• WHAT YOU NEED TO DO: Go through the records and show each line where the word "Acta" occurs.

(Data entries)
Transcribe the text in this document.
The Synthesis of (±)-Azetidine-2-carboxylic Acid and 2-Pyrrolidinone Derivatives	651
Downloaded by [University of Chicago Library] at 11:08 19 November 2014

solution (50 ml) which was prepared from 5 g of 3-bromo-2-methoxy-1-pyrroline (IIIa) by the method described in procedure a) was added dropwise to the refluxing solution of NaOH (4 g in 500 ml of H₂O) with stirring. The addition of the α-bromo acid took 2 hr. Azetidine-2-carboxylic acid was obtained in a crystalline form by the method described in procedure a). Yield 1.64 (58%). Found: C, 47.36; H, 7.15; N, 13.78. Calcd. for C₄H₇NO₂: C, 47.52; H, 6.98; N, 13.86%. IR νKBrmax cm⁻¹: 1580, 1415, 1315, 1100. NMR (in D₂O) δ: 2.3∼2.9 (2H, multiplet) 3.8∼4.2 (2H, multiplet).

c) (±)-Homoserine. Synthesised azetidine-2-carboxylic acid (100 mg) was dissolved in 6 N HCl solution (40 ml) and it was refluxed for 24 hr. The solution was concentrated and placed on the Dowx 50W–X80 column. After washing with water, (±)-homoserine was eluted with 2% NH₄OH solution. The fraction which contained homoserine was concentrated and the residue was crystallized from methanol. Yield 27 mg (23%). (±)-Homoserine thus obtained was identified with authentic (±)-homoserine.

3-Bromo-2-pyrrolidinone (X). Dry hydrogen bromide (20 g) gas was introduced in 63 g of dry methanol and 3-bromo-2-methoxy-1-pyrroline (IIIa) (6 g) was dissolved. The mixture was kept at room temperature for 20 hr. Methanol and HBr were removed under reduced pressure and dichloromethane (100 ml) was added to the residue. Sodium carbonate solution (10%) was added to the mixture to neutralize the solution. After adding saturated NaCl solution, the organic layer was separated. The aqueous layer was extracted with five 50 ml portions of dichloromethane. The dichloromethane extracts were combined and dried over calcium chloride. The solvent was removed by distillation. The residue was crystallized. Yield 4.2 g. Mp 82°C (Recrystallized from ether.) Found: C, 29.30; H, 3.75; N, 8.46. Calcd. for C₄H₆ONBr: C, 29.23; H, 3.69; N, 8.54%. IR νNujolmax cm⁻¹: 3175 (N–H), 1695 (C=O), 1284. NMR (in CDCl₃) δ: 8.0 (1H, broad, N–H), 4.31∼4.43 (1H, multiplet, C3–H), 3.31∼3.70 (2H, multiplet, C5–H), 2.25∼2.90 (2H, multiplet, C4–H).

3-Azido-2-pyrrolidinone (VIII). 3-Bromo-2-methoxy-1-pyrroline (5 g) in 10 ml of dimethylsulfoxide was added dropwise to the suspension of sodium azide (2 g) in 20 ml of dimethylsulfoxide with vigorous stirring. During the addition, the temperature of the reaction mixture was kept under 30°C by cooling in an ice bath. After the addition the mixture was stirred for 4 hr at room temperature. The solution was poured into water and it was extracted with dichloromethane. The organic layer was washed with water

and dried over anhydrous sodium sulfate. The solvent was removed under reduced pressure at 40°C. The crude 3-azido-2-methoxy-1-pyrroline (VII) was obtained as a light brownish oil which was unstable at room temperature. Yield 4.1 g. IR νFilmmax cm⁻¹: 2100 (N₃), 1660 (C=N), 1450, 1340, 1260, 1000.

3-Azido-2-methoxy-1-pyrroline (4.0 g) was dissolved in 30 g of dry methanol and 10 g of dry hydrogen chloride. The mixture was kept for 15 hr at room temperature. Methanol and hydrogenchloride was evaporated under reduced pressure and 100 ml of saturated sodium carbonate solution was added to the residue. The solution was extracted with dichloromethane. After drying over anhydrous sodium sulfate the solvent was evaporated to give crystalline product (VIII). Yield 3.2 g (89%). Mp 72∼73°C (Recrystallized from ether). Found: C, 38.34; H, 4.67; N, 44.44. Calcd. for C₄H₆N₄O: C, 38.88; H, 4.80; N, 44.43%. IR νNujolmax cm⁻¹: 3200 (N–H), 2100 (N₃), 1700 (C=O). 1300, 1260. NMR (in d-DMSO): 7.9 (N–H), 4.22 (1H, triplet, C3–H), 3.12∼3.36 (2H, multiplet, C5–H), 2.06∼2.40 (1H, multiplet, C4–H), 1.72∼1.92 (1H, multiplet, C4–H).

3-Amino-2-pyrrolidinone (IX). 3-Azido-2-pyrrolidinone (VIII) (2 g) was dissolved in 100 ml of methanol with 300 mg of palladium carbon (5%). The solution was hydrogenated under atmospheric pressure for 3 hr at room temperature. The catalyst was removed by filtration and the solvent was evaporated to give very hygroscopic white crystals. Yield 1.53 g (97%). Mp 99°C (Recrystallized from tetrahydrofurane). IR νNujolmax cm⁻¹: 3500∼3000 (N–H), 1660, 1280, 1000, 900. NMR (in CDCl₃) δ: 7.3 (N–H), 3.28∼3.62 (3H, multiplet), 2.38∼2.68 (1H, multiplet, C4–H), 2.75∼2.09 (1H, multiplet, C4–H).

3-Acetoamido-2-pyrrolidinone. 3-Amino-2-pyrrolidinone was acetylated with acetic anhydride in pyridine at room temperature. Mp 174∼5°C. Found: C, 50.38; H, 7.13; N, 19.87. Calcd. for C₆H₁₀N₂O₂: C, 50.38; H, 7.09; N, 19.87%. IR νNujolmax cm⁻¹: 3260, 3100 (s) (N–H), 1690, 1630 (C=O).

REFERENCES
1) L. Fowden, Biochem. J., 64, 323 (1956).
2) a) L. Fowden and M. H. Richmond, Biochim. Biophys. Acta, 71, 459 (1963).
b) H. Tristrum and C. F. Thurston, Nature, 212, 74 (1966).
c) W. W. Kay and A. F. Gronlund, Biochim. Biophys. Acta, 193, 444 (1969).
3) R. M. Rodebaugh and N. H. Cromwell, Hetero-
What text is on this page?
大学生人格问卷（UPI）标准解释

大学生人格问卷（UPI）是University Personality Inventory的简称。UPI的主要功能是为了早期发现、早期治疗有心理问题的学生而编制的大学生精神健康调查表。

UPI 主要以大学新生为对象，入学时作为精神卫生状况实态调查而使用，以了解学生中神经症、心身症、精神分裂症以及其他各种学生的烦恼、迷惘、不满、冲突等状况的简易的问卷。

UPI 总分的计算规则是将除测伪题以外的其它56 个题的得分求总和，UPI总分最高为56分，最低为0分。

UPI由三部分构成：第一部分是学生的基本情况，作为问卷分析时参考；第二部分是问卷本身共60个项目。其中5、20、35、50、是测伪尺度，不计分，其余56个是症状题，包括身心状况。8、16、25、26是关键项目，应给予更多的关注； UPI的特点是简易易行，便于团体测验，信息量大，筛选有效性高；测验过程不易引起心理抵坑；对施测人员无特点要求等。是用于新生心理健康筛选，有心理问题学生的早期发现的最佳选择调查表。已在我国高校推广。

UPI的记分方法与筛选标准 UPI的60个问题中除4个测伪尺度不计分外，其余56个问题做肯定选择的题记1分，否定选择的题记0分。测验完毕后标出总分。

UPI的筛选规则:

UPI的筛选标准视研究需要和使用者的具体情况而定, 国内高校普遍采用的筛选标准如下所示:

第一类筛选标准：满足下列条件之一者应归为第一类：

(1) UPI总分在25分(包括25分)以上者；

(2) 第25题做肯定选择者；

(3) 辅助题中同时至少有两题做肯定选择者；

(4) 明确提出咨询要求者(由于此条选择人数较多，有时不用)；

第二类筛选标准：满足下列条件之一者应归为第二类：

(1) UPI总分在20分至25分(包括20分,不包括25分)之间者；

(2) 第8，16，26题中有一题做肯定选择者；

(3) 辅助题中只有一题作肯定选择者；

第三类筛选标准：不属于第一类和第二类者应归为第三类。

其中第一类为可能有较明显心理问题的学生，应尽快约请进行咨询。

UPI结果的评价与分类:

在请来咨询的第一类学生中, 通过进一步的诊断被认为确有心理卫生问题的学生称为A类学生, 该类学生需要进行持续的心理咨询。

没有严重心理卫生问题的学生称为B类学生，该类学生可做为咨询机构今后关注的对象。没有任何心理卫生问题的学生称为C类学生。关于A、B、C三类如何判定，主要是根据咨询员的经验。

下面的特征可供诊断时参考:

• WRITTEN RESPONSE:
2) a) L. Fowden and M. H. Richmond, Biochim. Biophys. Acta, 71, 459 (1963).
c) W. W. Kay and A. F. Gronlund, Biochim. Biophys. Acta, 193, 444 (1969).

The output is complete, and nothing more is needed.